:: EXERCISE DETAILS ::
Find each line with the string "биржевых" and report it.

:: RECORDS FOR THIS TASK ::
┄┄┄┄┄┄┄┄┄┄┄┄┄┄┄┄┄┄┄┄
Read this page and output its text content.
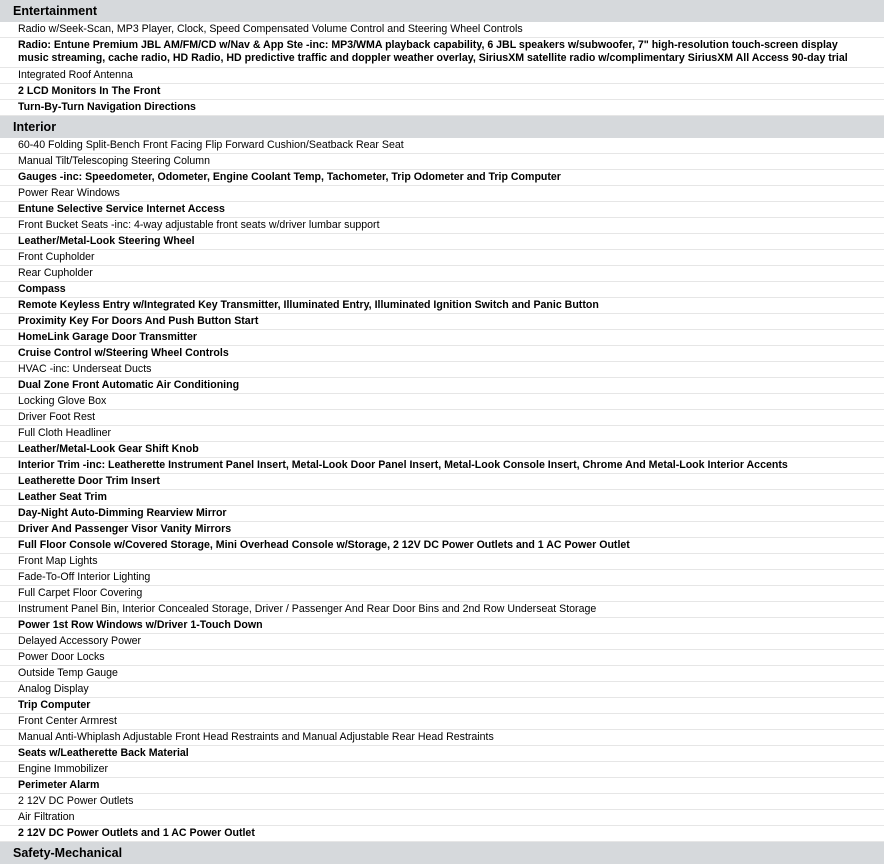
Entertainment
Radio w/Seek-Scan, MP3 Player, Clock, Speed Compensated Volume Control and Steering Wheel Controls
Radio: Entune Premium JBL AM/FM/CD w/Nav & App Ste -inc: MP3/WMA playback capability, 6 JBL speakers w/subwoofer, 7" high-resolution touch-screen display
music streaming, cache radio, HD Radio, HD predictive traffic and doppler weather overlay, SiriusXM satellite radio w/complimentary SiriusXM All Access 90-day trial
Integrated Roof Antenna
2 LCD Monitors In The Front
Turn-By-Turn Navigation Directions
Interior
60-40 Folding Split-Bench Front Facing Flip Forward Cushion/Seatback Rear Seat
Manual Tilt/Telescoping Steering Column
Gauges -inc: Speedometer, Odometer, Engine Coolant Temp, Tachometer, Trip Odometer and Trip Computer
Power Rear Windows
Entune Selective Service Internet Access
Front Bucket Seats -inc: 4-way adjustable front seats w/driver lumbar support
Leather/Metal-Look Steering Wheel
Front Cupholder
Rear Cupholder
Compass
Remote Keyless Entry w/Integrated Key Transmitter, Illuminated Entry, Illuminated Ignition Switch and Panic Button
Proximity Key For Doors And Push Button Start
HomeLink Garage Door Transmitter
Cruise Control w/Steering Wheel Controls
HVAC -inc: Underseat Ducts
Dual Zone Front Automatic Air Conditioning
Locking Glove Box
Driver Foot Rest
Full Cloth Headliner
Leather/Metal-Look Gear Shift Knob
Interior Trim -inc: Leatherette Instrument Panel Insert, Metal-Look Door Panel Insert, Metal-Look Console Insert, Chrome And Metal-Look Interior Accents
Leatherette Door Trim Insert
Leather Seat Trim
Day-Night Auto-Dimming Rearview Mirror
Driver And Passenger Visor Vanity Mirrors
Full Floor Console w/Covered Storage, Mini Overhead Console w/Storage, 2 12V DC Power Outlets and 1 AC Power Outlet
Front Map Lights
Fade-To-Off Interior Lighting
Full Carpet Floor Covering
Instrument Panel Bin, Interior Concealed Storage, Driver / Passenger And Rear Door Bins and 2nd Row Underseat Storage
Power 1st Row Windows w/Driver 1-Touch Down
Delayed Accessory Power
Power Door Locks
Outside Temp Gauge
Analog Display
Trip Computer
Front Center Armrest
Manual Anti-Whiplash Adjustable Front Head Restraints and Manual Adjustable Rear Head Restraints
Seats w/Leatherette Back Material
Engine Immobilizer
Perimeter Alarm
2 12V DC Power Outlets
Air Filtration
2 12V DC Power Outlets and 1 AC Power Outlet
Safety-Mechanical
┄┄┄┄┄┄┄┄┄┄┄┄┄┄┄┄┄┄┄┄
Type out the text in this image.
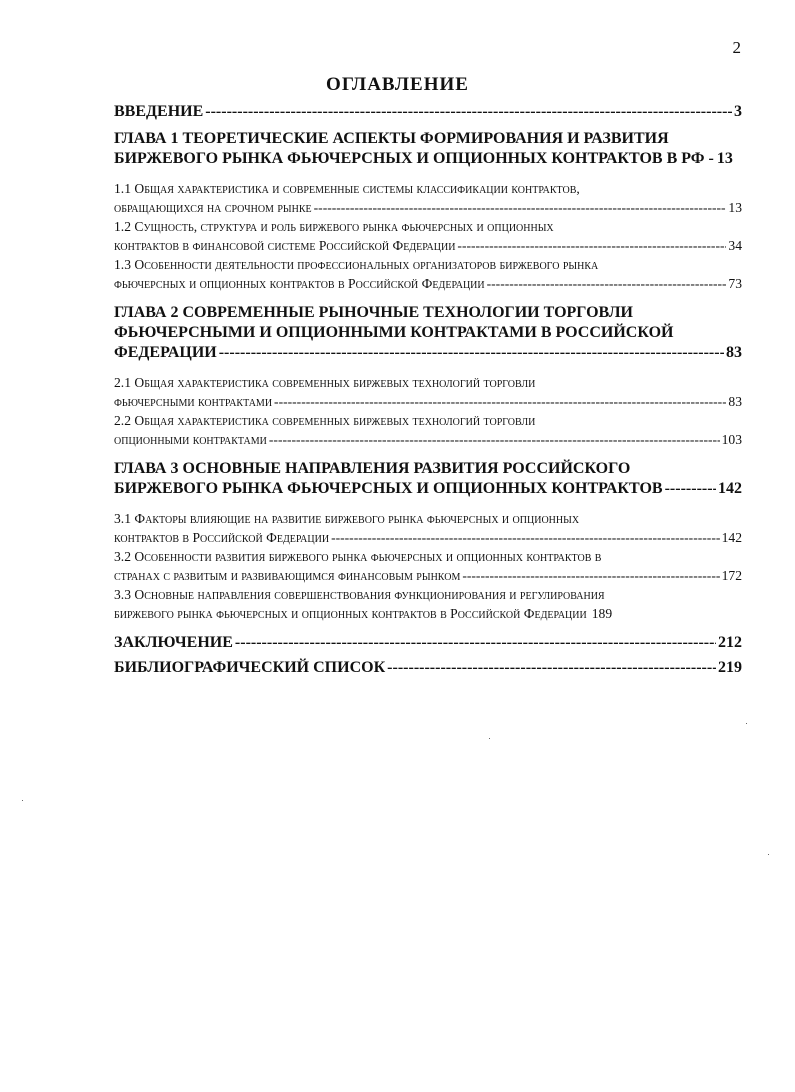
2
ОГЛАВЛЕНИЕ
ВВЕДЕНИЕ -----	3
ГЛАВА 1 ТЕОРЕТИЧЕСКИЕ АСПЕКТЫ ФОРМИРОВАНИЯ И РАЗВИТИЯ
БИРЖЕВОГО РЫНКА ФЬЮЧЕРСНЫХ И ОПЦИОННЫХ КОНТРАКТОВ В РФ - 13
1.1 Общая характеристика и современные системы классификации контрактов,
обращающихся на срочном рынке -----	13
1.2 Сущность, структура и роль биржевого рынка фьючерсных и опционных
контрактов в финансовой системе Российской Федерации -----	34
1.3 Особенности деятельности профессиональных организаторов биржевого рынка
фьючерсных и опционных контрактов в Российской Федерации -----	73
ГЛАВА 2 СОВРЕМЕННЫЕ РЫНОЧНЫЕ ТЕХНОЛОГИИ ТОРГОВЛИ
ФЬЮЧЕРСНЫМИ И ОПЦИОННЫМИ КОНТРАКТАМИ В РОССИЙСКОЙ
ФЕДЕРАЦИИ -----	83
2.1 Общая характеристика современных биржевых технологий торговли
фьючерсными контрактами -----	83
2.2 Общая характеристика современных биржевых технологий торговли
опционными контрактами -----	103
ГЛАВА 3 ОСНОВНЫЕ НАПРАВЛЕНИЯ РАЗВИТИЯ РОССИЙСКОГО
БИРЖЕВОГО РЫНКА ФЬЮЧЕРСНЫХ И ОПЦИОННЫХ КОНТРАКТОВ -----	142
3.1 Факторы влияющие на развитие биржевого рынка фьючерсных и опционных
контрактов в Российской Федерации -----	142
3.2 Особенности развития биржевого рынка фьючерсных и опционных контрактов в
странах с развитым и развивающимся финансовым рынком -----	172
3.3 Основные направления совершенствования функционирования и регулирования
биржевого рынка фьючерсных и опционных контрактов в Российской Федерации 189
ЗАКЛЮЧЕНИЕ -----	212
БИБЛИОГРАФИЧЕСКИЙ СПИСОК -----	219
┄┄┄┄┄┄┄┄┄┄┄┄┄┄┄┄┄┄┄┄
:: CORRECT ANSWER ::
2.1 Общая характеристика современных биржевых технологий торговли
2.2 Общая характеристика современных биржевых технологий торговли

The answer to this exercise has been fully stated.